Written instruction:
Which lines below hold the word "median"? Copy all of them.

-- BEGIN Material --

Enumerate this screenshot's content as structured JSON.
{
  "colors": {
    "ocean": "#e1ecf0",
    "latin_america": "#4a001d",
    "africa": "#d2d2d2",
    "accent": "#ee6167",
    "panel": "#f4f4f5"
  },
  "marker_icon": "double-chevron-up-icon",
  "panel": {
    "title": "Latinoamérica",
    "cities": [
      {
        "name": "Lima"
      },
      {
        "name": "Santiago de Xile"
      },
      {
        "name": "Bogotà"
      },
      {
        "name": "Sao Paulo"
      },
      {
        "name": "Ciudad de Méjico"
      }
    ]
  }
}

-- END Material --
-- BEGIN Material --

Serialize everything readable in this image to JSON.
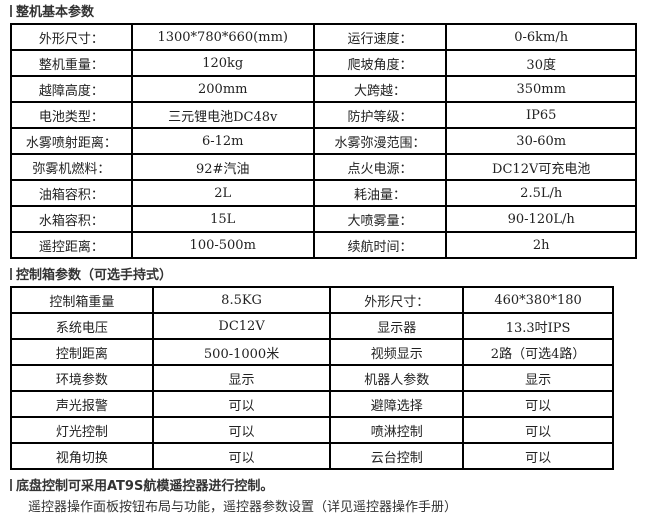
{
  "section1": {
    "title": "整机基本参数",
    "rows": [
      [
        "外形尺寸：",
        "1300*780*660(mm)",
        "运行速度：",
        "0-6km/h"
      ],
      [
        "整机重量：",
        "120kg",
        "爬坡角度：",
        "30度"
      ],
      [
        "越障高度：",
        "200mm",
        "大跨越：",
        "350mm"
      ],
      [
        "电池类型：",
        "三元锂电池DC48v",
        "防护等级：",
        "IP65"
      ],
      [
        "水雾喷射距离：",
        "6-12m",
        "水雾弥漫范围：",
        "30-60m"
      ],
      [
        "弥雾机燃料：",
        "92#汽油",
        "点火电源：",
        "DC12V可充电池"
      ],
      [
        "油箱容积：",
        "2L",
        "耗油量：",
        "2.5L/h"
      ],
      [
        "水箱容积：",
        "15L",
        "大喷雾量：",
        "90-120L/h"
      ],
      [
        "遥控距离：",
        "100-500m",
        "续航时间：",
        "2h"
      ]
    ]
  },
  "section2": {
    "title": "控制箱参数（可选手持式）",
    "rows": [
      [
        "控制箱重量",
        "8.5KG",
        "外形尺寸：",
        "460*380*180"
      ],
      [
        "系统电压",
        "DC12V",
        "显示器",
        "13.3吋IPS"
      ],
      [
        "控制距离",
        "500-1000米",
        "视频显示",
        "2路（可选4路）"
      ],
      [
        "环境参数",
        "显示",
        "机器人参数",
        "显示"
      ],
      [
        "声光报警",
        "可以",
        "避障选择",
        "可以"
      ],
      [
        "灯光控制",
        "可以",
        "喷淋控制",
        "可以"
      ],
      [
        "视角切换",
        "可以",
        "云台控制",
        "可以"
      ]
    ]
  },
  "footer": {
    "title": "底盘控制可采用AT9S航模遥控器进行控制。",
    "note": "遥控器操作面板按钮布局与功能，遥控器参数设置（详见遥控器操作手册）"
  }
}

-- END Material --
-- BEGIN Material --

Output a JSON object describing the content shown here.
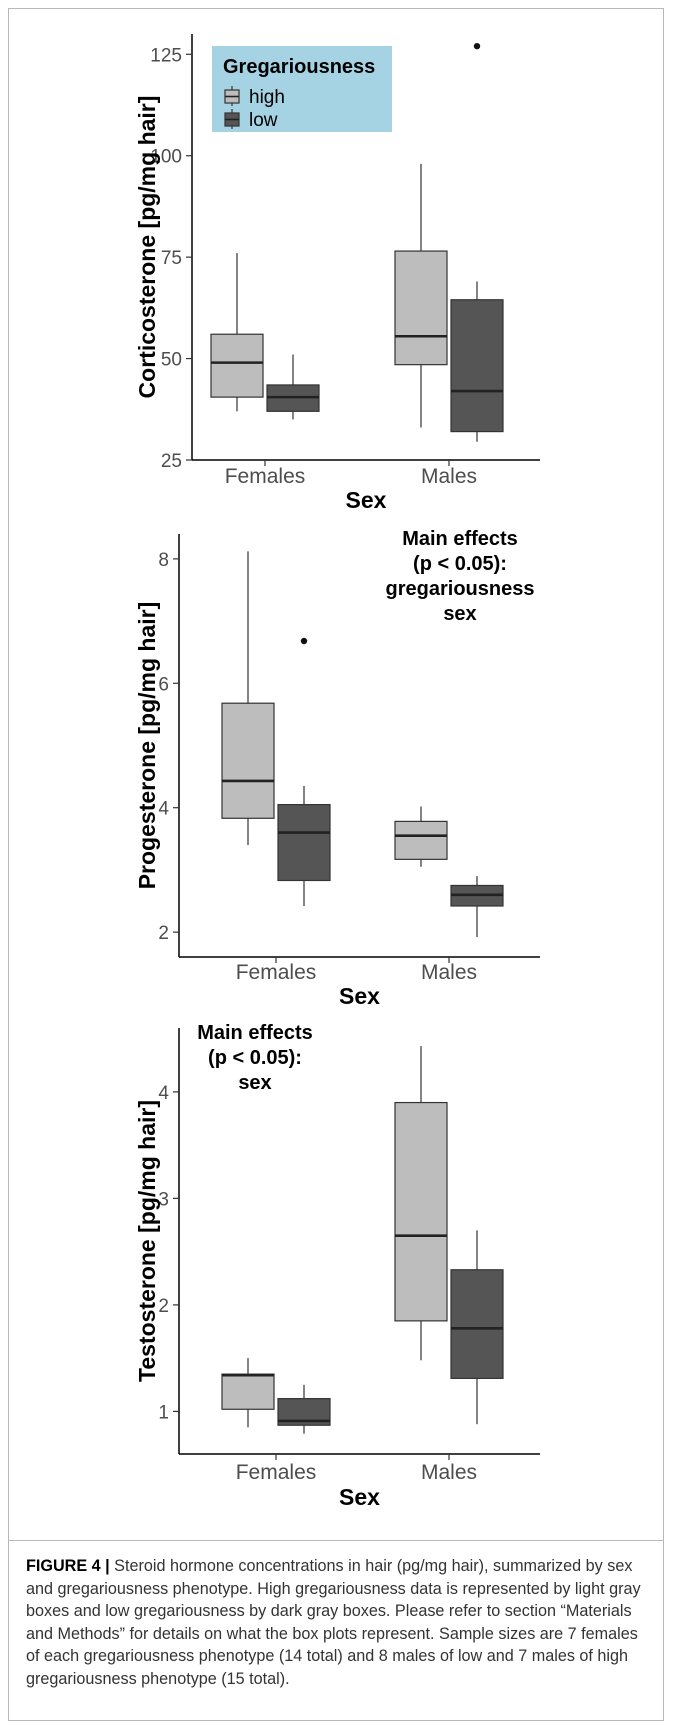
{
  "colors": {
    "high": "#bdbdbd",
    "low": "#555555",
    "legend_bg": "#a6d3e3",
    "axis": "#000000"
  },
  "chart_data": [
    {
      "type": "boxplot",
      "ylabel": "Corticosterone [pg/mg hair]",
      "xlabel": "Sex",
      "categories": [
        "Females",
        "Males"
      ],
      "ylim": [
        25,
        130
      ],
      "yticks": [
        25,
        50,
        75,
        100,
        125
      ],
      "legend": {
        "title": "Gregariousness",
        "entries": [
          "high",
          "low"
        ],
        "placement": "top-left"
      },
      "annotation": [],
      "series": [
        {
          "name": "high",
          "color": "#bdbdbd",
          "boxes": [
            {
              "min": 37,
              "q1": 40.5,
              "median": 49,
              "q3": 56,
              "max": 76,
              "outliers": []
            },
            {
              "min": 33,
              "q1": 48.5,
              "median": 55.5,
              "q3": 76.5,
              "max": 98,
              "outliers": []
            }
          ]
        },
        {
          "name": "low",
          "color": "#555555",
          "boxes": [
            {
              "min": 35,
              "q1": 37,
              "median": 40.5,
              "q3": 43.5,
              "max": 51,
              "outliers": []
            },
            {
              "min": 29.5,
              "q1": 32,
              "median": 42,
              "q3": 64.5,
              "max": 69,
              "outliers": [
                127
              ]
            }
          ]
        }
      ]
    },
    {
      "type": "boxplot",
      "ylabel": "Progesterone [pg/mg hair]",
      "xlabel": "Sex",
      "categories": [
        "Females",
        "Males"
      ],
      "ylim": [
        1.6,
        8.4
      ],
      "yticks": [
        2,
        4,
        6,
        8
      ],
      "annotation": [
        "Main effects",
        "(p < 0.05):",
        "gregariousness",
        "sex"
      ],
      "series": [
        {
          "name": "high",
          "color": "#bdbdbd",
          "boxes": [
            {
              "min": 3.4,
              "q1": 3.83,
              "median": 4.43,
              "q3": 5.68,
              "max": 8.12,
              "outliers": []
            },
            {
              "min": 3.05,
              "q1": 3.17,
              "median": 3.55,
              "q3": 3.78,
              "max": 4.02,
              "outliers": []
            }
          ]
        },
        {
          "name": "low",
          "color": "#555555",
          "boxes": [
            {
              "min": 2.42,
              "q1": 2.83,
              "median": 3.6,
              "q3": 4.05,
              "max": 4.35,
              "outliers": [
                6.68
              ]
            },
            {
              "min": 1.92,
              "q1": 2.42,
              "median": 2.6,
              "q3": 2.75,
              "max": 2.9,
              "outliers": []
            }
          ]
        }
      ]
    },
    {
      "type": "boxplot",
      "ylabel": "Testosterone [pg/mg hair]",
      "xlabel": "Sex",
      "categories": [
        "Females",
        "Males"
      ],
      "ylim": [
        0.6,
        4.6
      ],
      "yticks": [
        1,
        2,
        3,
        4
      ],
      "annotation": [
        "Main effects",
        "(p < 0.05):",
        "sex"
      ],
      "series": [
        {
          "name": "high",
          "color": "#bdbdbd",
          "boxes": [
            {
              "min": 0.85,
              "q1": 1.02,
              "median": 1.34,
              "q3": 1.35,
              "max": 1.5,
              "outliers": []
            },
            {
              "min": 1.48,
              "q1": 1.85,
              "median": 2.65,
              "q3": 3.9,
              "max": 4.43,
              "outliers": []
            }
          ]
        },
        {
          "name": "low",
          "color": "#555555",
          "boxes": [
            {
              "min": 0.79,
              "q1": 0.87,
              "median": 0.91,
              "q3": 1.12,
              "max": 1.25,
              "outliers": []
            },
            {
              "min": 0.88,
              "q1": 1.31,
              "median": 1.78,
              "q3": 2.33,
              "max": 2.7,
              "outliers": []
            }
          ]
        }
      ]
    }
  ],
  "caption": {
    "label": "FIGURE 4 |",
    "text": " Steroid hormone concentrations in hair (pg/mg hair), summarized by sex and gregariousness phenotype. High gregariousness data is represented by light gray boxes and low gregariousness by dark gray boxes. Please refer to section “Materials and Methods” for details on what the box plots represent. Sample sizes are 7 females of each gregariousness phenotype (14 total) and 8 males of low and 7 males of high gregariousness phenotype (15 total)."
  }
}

-- END Material --

Completed task:
              "median": 49,
              "median": 55.5,
              "median": 40.5,
              "median": 42,
              "median": 4.43,
              "median": 3.55,
              "median": 3.6,
              "median": 2.6,
              "median": 1.34,
              "median": 2.65,
              "median": 0.91,
              "median": 1.78,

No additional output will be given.